INSTRUCTIONS FOR THE TASK: Locate every line in the records below that holds the word "image" and return each one.

Stored items:
◆ ◆ ◆

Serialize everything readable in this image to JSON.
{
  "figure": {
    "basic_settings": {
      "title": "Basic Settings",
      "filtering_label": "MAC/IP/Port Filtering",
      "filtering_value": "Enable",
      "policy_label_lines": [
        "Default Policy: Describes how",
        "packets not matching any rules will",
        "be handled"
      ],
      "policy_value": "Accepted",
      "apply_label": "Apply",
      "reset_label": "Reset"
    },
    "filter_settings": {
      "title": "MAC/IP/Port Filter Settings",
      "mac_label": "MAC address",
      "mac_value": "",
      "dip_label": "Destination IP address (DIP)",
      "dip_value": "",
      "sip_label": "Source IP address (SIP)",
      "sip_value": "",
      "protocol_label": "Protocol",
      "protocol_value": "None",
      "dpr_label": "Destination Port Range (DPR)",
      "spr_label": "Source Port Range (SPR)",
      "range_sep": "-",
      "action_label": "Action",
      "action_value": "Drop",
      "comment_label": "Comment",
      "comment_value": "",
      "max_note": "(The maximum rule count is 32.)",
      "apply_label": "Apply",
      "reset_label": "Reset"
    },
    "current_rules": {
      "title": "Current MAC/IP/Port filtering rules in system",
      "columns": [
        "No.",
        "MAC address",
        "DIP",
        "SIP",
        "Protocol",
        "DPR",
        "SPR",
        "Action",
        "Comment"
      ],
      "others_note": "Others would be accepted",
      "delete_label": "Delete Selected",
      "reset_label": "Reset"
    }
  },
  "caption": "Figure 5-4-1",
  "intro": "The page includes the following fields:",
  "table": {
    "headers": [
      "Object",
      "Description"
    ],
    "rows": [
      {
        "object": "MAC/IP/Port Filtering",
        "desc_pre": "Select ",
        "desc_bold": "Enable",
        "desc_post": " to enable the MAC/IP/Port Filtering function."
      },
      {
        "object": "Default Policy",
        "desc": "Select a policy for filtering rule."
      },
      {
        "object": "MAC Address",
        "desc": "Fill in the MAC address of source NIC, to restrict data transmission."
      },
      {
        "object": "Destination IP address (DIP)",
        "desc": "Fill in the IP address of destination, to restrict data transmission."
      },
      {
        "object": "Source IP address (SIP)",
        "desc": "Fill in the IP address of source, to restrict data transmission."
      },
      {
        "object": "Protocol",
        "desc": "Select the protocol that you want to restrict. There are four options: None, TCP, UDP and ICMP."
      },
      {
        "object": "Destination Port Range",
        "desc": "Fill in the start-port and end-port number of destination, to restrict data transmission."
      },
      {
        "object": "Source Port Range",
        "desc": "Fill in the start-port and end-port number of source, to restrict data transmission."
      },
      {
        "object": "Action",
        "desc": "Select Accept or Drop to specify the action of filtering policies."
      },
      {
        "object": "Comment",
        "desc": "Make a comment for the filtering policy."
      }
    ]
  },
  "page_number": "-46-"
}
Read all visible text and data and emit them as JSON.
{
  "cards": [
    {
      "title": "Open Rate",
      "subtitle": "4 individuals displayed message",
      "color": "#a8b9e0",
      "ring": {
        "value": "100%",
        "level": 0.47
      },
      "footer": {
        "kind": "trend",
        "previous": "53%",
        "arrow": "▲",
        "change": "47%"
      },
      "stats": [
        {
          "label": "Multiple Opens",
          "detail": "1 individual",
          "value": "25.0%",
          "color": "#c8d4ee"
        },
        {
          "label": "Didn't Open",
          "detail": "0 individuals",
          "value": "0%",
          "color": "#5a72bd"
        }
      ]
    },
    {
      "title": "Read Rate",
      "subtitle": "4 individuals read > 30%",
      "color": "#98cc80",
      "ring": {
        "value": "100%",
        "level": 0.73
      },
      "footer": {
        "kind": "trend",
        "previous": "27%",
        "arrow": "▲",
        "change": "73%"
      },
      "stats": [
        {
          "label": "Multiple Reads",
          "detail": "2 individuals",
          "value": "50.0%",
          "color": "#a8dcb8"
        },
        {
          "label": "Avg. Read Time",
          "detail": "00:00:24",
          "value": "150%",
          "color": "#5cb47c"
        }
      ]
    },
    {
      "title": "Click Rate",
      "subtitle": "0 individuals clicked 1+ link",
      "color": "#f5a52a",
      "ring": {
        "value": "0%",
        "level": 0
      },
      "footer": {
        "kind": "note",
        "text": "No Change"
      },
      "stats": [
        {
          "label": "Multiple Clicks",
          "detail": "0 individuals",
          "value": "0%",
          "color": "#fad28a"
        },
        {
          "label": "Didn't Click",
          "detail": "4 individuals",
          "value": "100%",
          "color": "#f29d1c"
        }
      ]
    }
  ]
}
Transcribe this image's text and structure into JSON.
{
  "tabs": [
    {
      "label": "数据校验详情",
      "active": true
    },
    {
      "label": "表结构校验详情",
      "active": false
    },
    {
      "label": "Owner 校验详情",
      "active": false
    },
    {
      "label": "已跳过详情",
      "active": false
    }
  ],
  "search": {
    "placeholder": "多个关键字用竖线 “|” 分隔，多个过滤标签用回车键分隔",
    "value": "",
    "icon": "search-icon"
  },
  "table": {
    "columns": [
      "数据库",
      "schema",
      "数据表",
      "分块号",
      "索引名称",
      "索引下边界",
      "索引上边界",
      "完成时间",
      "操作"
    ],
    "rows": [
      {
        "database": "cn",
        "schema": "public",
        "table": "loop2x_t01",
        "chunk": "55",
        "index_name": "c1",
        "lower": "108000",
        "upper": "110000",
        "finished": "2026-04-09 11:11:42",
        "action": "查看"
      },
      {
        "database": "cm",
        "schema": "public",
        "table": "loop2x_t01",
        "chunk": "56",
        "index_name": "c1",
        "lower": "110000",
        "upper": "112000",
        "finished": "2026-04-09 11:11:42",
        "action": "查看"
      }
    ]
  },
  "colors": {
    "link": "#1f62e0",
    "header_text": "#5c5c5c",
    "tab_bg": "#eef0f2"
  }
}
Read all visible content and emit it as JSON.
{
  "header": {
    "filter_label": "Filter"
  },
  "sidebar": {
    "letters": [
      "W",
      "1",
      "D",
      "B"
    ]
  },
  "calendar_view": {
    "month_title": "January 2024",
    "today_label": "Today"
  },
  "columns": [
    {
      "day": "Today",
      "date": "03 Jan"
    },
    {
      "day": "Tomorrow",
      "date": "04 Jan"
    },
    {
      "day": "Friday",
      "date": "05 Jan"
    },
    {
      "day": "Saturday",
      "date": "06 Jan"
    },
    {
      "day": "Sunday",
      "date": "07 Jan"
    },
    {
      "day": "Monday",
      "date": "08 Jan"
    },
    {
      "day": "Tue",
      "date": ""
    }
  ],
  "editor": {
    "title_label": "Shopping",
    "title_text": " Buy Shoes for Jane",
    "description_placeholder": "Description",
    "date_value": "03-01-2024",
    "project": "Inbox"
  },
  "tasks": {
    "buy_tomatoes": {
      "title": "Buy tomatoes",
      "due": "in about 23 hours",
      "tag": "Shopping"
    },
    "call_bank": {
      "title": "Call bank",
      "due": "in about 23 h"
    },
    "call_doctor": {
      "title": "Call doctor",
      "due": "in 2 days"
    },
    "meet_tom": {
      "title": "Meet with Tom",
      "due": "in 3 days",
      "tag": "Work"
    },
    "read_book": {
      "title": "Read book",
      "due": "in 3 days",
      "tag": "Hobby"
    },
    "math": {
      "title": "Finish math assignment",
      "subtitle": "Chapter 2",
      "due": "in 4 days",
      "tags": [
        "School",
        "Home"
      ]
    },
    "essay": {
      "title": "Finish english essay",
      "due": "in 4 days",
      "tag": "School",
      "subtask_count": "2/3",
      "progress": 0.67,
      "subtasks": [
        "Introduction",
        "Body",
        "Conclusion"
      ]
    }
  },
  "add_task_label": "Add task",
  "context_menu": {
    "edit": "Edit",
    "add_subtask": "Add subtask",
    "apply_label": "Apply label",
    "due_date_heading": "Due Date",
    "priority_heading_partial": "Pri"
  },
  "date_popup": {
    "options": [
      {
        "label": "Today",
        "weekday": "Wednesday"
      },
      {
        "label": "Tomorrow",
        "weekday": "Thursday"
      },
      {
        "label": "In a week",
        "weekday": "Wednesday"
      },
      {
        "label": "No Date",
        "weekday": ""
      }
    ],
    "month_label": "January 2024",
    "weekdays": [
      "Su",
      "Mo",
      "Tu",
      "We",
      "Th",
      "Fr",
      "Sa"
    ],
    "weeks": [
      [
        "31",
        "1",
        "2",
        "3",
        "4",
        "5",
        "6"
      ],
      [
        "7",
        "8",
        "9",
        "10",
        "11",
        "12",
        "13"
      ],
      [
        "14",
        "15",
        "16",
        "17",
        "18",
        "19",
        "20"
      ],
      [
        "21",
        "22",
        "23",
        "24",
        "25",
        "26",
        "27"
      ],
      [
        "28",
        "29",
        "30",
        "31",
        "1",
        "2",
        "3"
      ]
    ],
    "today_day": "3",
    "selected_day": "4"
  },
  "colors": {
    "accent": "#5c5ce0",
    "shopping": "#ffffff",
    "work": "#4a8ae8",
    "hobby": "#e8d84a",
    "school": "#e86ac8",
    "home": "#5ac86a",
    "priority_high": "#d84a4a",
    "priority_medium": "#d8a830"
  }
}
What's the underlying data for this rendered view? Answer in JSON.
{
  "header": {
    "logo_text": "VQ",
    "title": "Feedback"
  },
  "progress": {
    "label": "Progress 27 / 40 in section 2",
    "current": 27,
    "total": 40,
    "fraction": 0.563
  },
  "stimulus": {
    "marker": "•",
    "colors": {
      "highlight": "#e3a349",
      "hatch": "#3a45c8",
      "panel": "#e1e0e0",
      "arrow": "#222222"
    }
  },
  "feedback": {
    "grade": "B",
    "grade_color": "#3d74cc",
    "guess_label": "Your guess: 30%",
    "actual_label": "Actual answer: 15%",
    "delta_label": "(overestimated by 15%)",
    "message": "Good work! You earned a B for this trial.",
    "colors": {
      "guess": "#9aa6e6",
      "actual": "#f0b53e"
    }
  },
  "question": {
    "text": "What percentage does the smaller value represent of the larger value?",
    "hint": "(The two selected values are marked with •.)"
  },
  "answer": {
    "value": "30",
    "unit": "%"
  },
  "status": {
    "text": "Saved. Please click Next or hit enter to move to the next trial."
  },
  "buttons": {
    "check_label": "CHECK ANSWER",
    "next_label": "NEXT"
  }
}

◆ ◆ ◆

TASK ANSWER:
Serialize everything readable in this image to JSON.
Transcribe this image's text and structure into JSON.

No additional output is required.